(Given request) Return a copy of each line that holds the string "selection".

(Dataset items)
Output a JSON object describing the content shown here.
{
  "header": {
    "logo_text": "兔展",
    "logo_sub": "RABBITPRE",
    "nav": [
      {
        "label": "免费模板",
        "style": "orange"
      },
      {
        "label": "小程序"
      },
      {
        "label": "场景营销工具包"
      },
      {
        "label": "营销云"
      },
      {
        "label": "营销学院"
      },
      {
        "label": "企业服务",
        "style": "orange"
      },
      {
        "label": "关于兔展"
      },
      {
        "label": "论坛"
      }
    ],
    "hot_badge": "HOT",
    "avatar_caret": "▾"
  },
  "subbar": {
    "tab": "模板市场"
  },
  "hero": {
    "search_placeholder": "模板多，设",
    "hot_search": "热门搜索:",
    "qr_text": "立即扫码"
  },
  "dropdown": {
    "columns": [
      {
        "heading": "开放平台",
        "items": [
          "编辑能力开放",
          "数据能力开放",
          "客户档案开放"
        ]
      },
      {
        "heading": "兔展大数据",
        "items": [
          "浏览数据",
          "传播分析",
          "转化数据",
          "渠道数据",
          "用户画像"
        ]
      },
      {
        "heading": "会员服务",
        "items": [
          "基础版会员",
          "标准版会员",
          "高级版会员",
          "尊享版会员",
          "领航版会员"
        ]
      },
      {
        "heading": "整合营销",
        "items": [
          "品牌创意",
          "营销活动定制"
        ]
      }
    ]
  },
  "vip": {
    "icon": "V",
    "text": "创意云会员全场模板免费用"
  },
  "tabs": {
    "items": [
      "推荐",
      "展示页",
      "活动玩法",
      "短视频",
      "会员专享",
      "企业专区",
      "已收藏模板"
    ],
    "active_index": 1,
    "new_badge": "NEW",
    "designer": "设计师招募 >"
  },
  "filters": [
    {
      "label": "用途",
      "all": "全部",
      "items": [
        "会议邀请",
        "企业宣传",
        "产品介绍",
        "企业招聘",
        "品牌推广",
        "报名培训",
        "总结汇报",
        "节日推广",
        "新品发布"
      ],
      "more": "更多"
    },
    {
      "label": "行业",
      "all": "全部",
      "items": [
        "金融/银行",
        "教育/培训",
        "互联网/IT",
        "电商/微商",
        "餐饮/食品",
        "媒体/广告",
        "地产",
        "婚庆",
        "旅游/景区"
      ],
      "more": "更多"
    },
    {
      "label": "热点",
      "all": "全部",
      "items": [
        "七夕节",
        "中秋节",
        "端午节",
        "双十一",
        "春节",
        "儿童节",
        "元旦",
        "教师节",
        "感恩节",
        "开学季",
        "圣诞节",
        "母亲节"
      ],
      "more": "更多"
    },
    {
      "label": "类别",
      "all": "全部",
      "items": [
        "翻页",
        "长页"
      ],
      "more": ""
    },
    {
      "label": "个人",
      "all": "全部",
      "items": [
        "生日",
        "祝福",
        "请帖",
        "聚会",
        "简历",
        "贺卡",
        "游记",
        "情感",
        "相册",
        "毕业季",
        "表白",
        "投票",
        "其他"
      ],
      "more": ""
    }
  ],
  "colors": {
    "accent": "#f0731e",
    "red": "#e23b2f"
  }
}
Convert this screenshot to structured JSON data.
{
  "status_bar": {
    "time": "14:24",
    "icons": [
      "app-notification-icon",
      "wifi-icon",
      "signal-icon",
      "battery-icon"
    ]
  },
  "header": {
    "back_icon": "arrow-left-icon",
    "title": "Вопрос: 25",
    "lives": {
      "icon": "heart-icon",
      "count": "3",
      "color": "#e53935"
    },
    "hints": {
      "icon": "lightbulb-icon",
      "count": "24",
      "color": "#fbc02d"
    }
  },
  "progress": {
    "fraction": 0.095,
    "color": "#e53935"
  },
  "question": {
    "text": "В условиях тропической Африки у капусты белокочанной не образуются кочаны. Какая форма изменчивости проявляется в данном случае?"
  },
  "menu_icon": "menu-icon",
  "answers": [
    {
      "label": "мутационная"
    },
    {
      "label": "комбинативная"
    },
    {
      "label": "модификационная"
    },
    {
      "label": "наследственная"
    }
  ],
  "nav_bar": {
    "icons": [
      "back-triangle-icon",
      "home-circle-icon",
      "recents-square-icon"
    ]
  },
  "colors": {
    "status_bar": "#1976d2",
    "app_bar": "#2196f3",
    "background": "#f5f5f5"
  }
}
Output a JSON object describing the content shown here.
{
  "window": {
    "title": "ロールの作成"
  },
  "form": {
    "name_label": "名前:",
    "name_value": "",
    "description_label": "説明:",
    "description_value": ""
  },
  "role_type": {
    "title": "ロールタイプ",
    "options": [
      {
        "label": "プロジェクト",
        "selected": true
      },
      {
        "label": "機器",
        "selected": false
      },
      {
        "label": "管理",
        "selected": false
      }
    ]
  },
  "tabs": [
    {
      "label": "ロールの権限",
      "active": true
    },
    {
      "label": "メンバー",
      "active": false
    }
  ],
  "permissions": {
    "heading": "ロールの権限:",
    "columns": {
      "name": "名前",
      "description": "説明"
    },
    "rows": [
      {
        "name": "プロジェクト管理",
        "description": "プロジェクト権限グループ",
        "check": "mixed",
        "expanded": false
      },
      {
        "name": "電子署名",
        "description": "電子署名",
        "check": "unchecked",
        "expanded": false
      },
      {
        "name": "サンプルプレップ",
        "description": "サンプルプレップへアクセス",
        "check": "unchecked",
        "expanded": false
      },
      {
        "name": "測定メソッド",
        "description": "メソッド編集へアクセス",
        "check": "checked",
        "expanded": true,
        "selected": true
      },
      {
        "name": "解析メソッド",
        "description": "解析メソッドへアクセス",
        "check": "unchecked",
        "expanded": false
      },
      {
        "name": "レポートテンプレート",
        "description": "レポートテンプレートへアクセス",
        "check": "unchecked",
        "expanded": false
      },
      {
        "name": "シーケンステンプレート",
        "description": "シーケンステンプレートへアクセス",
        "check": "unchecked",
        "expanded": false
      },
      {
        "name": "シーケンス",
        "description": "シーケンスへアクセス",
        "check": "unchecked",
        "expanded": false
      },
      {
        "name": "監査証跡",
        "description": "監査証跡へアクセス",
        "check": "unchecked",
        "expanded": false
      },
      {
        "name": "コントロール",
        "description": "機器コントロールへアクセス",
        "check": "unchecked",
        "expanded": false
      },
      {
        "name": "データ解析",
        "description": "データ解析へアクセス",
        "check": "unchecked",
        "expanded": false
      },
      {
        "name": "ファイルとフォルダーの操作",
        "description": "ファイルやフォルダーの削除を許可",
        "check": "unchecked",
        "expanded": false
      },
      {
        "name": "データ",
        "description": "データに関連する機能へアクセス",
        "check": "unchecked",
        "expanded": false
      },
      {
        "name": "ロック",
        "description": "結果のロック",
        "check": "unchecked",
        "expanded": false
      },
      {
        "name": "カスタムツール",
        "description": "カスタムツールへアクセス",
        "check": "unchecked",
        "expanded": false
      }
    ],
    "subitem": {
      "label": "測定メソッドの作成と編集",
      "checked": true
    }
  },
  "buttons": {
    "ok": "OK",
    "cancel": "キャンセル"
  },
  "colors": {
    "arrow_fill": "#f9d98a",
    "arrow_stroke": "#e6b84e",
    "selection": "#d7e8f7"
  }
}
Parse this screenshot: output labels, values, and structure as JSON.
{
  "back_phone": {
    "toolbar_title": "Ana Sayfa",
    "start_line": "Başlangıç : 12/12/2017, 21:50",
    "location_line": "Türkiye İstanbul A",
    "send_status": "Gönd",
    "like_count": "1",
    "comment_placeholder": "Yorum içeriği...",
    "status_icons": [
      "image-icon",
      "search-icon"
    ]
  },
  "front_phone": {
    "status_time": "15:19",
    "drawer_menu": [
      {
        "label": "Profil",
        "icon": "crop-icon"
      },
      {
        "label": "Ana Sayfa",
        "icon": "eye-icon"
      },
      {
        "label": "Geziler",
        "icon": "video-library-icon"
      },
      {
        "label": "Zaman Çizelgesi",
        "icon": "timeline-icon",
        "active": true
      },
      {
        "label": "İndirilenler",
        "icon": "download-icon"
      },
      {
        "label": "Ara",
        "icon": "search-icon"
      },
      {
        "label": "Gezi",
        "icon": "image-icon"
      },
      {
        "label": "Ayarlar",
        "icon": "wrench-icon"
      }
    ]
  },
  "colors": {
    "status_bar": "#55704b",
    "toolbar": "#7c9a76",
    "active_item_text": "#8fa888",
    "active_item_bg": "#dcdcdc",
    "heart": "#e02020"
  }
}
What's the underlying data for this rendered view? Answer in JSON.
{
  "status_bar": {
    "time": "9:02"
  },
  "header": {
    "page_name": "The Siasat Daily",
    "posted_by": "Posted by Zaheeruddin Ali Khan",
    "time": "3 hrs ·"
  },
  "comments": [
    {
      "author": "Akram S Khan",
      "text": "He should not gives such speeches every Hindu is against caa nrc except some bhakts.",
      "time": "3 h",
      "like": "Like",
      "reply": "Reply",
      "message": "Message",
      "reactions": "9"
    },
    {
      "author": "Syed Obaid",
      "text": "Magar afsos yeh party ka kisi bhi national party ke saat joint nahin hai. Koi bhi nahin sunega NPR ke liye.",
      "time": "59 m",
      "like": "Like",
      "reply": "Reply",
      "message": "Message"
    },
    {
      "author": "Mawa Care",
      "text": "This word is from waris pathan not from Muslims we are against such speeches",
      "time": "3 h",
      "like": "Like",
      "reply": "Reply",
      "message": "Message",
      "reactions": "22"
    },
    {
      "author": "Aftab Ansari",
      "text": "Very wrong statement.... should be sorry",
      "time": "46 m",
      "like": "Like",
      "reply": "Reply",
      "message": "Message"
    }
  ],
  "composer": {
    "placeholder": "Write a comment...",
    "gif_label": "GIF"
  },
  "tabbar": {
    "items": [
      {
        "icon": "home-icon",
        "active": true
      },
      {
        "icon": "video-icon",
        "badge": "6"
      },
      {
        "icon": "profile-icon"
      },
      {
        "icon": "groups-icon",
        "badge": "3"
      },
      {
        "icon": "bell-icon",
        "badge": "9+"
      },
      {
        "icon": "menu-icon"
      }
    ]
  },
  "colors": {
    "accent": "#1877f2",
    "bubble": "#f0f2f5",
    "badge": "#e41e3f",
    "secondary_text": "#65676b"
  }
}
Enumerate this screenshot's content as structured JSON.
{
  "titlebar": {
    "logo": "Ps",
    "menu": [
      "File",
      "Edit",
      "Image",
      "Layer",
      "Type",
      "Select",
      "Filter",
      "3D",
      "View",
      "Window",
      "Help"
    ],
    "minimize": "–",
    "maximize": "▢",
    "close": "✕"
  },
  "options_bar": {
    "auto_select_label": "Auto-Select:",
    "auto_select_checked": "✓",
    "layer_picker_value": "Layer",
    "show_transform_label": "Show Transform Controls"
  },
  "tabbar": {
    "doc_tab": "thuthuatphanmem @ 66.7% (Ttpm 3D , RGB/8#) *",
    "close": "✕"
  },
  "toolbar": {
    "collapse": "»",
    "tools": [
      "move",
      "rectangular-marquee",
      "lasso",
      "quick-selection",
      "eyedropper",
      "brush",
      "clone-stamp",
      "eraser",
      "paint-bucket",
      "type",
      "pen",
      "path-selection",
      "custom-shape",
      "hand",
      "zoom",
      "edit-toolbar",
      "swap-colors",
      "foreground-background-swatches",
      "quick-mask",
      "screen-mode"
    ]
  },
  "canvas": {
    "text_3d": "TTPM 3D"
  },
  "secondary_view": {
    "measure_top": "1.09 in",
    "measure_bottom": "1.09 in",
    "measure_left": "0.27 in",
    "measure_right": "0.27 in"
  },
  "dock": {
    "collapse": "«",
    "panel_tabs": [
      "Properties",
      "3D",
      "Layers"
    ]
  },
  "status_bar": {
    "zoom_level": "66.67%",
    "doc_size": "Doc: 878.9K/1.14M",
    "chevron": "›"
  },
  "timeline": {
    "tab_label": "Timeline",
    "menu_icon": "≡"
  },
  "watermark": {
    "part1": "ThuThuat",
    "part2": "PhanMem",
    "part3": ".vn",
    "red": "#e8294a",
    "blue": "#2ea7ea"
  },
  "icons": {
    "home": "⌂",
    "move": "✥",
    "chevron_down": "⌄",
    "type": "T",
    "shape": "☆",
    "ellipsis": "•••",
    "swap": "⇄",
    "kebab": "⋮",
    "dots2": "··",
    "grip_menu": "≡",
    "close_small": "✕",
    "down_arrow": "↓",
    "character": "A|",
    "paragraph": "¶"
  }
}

(Output)
    "selection": "#d7e8f7"
      "quick-selection",
      "path-selection",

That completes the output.